** BEGIN **

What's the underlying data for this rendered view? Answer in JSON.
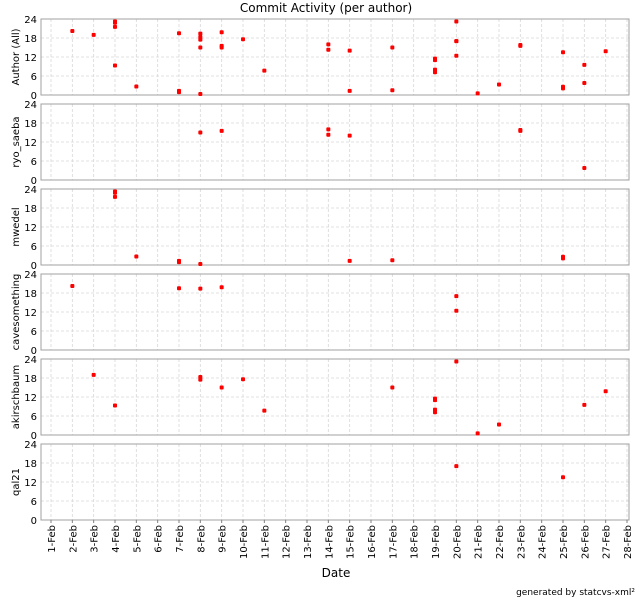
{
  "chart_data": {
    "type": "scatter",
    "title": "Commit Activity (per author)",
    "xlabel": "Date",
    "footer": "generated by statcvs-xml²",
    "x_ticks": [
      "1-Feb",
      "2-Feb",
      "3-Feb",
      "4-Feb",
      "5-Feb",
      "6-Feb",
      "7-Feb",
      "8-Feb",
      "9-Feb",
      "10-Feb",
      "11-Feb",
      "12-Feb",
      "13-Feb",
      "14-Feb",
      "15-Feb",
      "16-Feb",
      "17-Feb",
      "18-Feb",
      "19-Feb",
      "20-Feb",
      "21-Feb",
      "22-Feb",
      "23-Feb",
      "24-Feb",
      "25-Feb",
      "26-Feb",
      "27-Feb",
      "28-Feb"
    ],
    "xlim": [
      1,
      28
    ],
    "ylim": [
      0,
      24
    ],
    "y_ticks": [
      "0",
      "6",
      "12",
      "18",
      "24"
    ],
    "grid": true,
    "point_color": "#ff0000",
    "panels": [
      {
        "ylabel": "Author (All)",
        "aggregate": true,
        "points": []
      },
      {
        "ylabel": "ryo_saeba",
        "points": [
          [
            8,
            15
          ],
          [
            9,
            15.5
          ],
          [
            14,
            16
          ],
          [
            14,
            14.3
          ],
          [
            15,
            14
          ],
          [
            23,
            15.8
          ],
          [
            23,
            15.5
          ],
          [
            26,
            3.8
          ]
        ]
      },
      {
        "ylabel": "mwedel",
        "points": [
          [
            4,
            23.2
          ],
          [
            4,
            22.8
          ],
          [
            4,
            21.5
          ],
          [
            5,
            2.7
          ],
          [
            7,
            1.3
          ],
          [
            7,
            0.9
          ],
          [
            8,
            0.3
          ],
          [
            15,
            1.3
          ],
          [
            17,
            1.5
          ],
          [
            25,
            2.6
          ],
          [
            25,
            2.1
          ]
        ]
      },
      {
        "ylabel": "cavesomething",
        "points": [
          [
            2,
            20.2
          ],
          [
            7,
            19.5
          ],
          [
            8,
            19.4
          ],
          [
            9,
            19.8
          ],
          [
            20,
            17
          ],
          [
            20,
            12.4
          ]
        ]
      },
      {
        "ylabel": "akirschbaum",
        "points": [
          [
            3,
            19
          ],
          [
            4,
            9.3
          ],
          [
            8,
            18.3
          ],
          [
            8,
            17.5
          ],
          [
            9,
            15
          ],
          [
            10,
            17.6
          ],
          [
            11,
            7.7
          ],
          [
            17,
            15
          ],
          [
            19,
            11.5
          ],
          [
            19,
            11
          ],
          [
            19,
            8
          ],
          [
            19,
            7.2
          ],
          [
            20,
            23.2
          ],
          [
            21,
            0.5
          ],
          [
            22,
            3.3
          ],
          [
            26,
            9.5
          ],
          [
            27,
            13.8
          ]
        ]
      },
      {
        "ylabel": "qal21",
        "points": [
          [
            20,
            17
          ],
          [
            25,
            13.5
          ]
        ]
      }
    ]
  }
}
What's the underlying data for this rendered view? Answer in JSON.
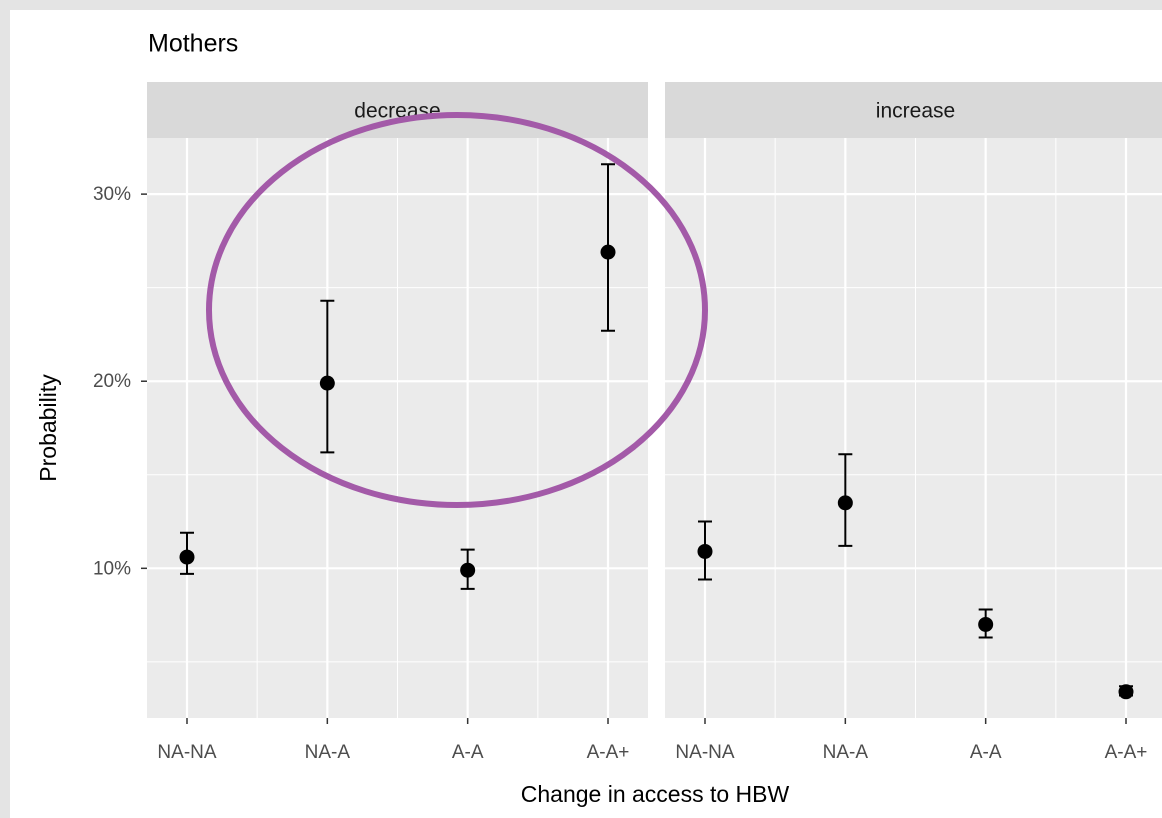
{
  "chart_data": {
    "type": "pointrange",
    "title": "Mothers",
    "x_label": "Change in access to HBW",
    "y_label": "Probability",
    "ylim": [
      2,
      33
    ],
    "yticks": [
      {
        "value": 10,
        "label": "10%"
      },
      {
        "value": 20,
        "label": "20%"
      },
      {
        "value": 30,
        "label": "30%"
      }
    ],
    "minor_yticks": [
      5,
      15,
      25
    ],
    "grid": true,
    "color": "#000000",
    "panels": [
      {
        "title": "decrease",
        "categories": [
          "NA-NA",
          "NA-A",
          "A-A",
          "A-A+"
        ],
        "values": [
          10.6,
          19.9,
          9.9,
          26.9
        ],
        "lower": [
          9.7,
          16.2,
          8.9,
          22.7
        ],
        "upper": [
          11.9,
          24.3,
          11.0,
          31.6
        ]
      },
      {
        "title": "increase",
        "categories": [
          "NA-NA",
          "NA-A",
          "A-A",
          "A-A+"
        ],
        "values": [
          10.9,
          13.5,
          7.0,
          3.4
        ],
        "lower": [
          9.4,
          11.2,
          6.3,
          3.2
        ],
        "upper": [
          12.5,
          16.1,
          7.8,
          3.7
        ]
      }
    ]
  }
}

** END **

> **WHAT THE EXERCISE ASKS**
Lines holding the word "title" should be counted across the entries; state only how many there are.

> **RESULT FOR THIS EXERCISE**
4